#### Challenge:
Omit all images. Write out the rest of the material exactly.

-- Start of Exercise data --

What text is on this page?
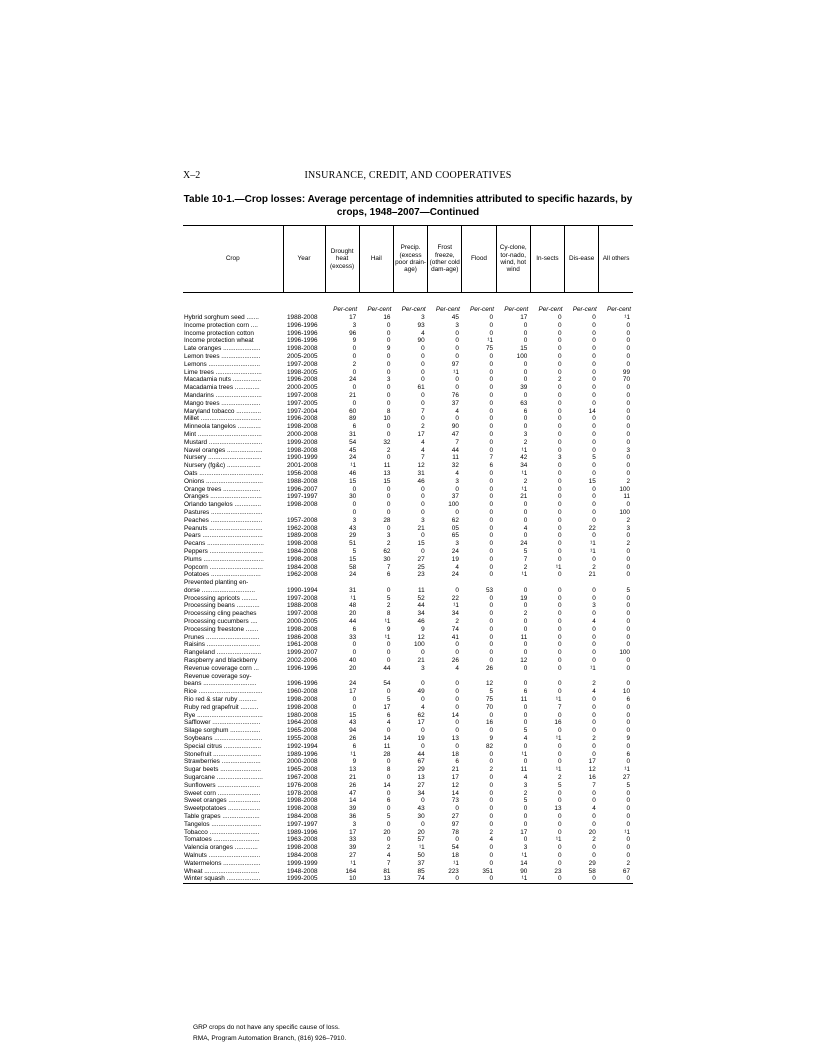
X–2	INSURANCE, CREDIT, AND COOPERATIVES
Table 10-1.—Crop losses: Average percentage of indemnities attributed to specific hazards, by crops, 1948–2007—Continued
Crop	Year	Drought heat (excess)	Hail	Precip. (excess poor drain-age)	Frost freeze, (other cold dam-age)	Flood	Cy-clone, tor-nado, wind, hot wind	In-sects	Dis-ease	All others
		Per-cent	Per-cent	Per-cent	Per-cent	Per-cent	Per-cent	Per-cent	Per-cent	Per-cent
Hybrid sorghum seed .......	1988-2008	17	16	3	45	0	17	0	0	¹1
Income protection corn ....	1996-1996	3	0	93	3	0	0	0	0	0
Income protection cotton	1996-1996	96	0	4	0	0	0	0	0	0
Income protection wheat	1996-1996	9	0	90	0	¹1	0	0	0	0
Late oranges .....................	1998-2008	0	9	0	0	75	15	0	0	0
Lemon trees ......................	2005-2005	0	0	0	0	0	100	0	0	0
Lemons .............................	1997-2008	2	0	0	97	0	0	0	0	0
Lime trees ..........................	1998-2005	0	0	0	¹1	0	0	0	0	99
Macadamia nuts ................	1996-2008	24	3	0	0	0	0	2	0	70
Macadamia trees ..............	2000-2005	0	0	61	0	0	39	0	0	0
Mandarins ..........................	1997-2008	21	0	0	76	0	0	0	0	0
Mango trees ......................	1997-2005	0	0	0	37	0	63	0	0	0
Maryland tobacco ..............	1997-2004	60	8	7	4	0	6	0	14	0
Millet ..................................	1996-2008	89	10	0	0	0	0	0	0	0
Minneola tangelos .............	1998-2008	6	0	2	90	0	0	0	0	0
Mint ....................................	2000-2008	31	0	17	47	0	3	0	0	0
Mustard ..............................	1999-2008	54	32	4	7	0	2	0	0	0
Navel oranges ....................	1998-2008	45	2	4	44	0	¹1	0	0	3
Nursery ..............................	1990-1999	24	0	7	11	7	42	3	5	0
Nursery (fg&c) ...................	2001-2008	¹1	11	12	32	6	34	0	0	0
Oats ....................................	1956-2008	46	13	31	4	0	¹1	0	0	0
Onions ................................	1988-2008	15	15	46	3	0	2	0	15	2
Orange trees .....................	1996-2007	0	0	0	0	0	¹1	0	0	100
Oranges .............................	1997-1997	30	0	0	37	0	21	0	0	11
Orlando tangelos ...............	1998-2008	0	0	0	100	0	0	0	0	0
Pastures .............................		0	0	0	0	0	0	0	0	100
Peaches .............................	1957-2008	3	28	3	62	0	0	0	0	2
Peanuts ..............................	1962-2008	43	0	21	05	0	4	0	22	3
Pears ..................................	1989-2008	29	3	0	65	0	0	0	0	0
Pecans ................................	1998-2008	51	2	15	3	0	24	0	¹1	2
Peppers ..............................	1984-2008	5	62	0	24	0	5	0	¹1	0
Plums ..................................	1998-2008	15	30	27	19	0	7	0	0	0
Popcorn ..............................	1984-2008	58	7	25	4	0	2	¹1	2	0
Potatoes ............................	1962-2008	24	6	23	24	0	¹1	0	21	0
Prevented planting en-										
dorse ..............................	1990-1994	31	0	11	0	53	0	0	0	5
Processing apricots .........	1997-2008	¹1	5	52	22	0	19	0	0	0
Processing beans .............	1988-2008	48	2	44	¹1	0	0	0	3	0
Processing cling peaches	1997-2008	20	8	34	34	0	2	0	0	0
Processing cucumbers ....	2000-2005	44	¹1	46	2	0	0	0	4	0
Processing freestone .......	1998-2008	6	9	9	74	0	0	0	0	0
Prunes ..............................	1986-2008	33	¹1	12	41	0	11	0	0	0
Raisins ..............................	1961-2008	0	0	100	0	0	0	0	0	0
Rangeland .........................	1999-2007	0	0	0	0	0	0	0	0	100
Raspberry and blackberry	2002-2006	40	0	21	26	0	12	0	0	0
Revenue coverage corn ...	1996-1996	20	44	3	4	26	0	0	¹1	0
Revenue coverage soy-										
beans ..............................	1996-1996	24	54	0	0	12	0	0	2	0
Rice ....................................	1960-2008	17	0	49	0	5	6	0	4	10
Rio red & star ruby ..........	1998-2008	0	5	0	0	75	11	¹1	0	6
Ruby red grapefruit ..........	1998-2008	0	17	4	0	70	0	7	0	0
Rye .....................................	1980-2008	15	6	62	14	0	0	0	0	0
Safflower ...........................	1964-2008	43	4	17	0	16	0	16	0	0
Silage sorghum .................	1965-2008	94	0	0	0	0	5	0	0	0
Soybeans ...........................	1955-2008	26	14	19	13	9	4	¹1	2	9
Special citrus .....................	1992-1994	6	11	0	0	82	0	0	0	0
Stonefruit ...........................	1989-1996	¹1	28	44	18	0	¹1	0	0	6
Strawberries ......................	2000-2008	9	0	67	6	0	0	0	17	0
Sugar beets .......................	1965-2008	13	8	29	21	2	11	¹1	12	¹1
Sugarcane ..........................	1967-2008	21	0	13	17	0	4	2	16	27
Sunflowers ........................	1976-2008	26	14	27	12	0	3	5	7	5
Sweet corn ........................	1978-2008	47	0	34	14	0	2	0	0	0
Sweet oranges ..................	1998-2008	14	6	0	73	0	5	0	0	0
Sweetpotatoes ..................	1998-2008	39	0	43	0	0	0	13	4	0
Table grapes .....................	1984-2008	36	5	30	27	0	0	0	0	0
Tangelos ............................	1997-1997	3	0	0	97	0	0	0	0	0
Tobacco ............................	1989-1996	17	20	20	78	2	17	0	20	¹1
Tomatoes ..........................	1963-2008	33	0	57	0	4	0	¹1	2	0
Valencia oranges .............	1998-2008	39	2	¹1	54	0	3	0	0	0
Walnuts .............................	1984-2008	27	4	50	18	0	¹1	0	0	0
Watermelons .....................	1999-1999	¹1	7	37	¹1	0	14	0	29	2
Wheat ...............................	1948-2008	164	81	85	223	351	90	23	58	67
Winter squash ...................	1999-2005	10	13	74	0	0	¹1	0	0	0
GRP crops do not have any specific cause of loss.
RMA, Program Automation Branch, (816) 926–7910.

-- End of Exercise data --

#### Finished task:
What text is on this page?
X–2	INSURANCE, CREDIT, AND COOPERATIVES
Table 10-1.—Crop losses: Average percentage of indemnities attributed to specific hazards, by crops, 1948–2007—Continued
Crop	Year	Drought heat (excess)	Hail	Precip. (excess poor drain-age)	Frost freeze, (other cold dam-age)	Flood	Cy-clone, tor-nado, wind, hot wind	In-sects	Dis-ease	All others
		Per-cent	Per-cent	Per-cent	Per-cent	Per-cent	Per-cent	Per-cent	Per-cent	Per-cent
Hybrid sorghum seed .......	1988-2008	17	16	3	45	0	17	0	0	¹1
Income protection corn ....	1996-1996	3	0	93	3	0	0	0	0	0
Income protection cotton	1996-1996	96	0	4	0	0	0	0	0	0
Income protection wheat	1996-1996	9	0	90	0	¹1	0	0	0	0
Late oranges .....................	1998-2008	0	9	0	0	75	15	0	0	0
Lemon trees ......................	2005-2005	0	0	0	0	0	100	0	0	0
Lemons .............................	1997-2008	2	0	0	97	0	0	0	0	0
Lime trees ..........................	1998-2005	0	0	0	¹1	0	0	0	0	99
Macadamia nuts ................	1996-2008	24	3	0	0	0	0	2	0	70
Macadamia trees ..............	2000-2005	0	0	61	0	0	39	0	0	0
Mandarins ..........................	1997-2008	21	0	0	76	0	0	0	0	0
Mango trees ......................	1997-2005	0	0	0	37	0	63	0	0	0
Maryland tobacco ..............	1997-2004	60	8	7	4	0	6	0	14	0
Millet ..................................	1996-2008	89	10	0	0	0	0	0	0	0
Minneola tangelos .............	1998-2008	6	0	2	90	0	0	0	0	0
Mint ....................................	2000-2008	31	0	17	47	0	3	0	0	0
Mustard ..............................	1999-2008	54	32	4	7	0	2	0	0	0
Navel oranges ....................	1998-2008	45	2	4	44	0	¹1	0	0	3
Nursery ..............................	1990-1999	24	0	7	11	7	42	3	5	0
Nursery (fg&c) ...................	2001-2008	¹1	11	12	32	6	34	0	0	0
Oats ....................................	1956-2008	46	13	31	4	0	¹1	0	0	0
Onions ................................	1988-2008	15	15	46	3	0	2	0	15	2
Orange trees .....................	1996-2007	0	0	0	0	0	¹1	0	0	100
Oranges .............................	1997-1997	30	0	0	37	0	21	0	0	11
Orlando tangelos ...............	1998-2008	0	0	0	100	0	0	0	0	0
Pastures .............................		0	0	0	0	0	0	0	0	100
Peaches .............................	1957-2008	3	28	3	62	0	0	0	0	2
Peanuts ..............................	1962-2008	43	0	21	05	0	4	0	22	3
Pears ..................................	1989-2008	29	3	0	65	0	0	0	0	0
Pecans ................................	1998-2008	51	2	15	3	0	24	0	¹1	2
Peppers ..............................	1984-2008	5	62	0	24	0	5	0	¹1	0
Plums ..................................	1998-2008	15	30	27	19	0	7	0	0	0
Popcorn ..............................	1984-2008	58	7	25	4	0	2	¹1	2	0
Potatoes ............................	1962-2008	24	6	23	24	0	¹1	0	21	0
Prevented planting en-										
dorse ..............................	1990-1994	31	0	11	0	53	0	0	0	5
Processing apricots .........	1997-2008	¹1	5	52	22	0	19	0	0	0
Processing beans .............	1988-2008	48	2	44	¹1	0	0	0	3	0
Processing cling peaches	1997-2008	20	8	34	34	0	2	0	0	0
Processing cucumbers ....	2000-2005	44	¹1	46	2	0	0	0	4	0
Processing freestone .......	1998-2008	6	9	9	74	0	0	0	0	0
Prunes ..............................	1986-2008	33	¹1	12	41	0	11	0	0	0
Raisins ..............................	1961-2008	0	0	100	0	0	0	0	0	0
Rangeland .........................	1999-2007	0	0	0	0	0	0	0	0	100
Raspberry and blackberry	2002-2006	40	0	21	26	0	12	0	0	0
Revenue coverage corn ...	1996-1996	20	44	3	4	26	0	0	¹1	0
Revenue coverage soy-										
beans ..............................	1996-1996	24	54	0	0	12	0	0	2	0
Rice ....................................	1960-2008	17	0	49	0	5	6	0	4	10
Rio red & star ruby ..........	1998-2008	0	5	0	0	75	11	¹1	0	6
Ruby red grapefruit ..........	1998-2008	0	17	4	0	70	0	7	0	0
Rye .....................................	1980-2008	15	6	62	14	0	0	0	0	0
Safflower ...........................	1964-2008	43	4	17	0	16	0	16	0	0
Silage sorghum .................	1965-2008	94	0	0	0	0	5	0	0	0
Soybeans ...........................	1955-2008	26	14	19	13	9	4	¹1	2	9
Special citrus .....................	1992-1994	6	11	0	0	82	0	0	0	0
Stonefruit ...........................	1989-1996	¹1	28	44	18	0	¹1	0	0	6
Strawberries ......................	2000-2008	9	0	67	6	0	0	0	17	0
Sugar beets .......................	1965-2008	13	8	29	21	2	11	¹1	12	¹1
Sugarcane ..........................	1967-2008	21	0	13	17	0	4	2	16	27
Sunflowers ........................	1976-2008	26	14	27	12	0	3	5	7	5
Sweet corn ........................	1978-2008	47	0	34	14	0	2	0	0	0
Sweet oranges ..................	1998-2008	14	6	0	73	0	5	0	0	0
Sweetpotatoes ..................	1998-2008	39	0	43	0	0	0	13	4	0
Table grapes .....................	1984-2008	36	5	30	27	0	0	0	0	0
Tangelos ............................	1997-1997	3	0	0	97	0	0	0	0	0
Tobacco ............................	1989-1996	17	20	20	78	2	17	0	20	¹1
Tomatoes ..........................	1963-2008	33	0	57	0	4	0	¹1	2	0
Valencia oranges .............	1998-2008	39	2	¹1	54	0	3	0	0	0
Walnuts .............................	1984-2008	27	4	50	18	0	¹1	0	0	0
Watermelons .....................	1999-1999	¹1	7	37	¹1	0	14	0	29	2
Wheat ...............................	1948-2008	164	81	85	223	351	90	23	58	67
Winter squash ...................	1999-2005	10	13	74	0	0	¹1	0	0	0
GRP crops do not have any specific cause of loss.
RMA, Program Automation Branch, (816) 926–7910.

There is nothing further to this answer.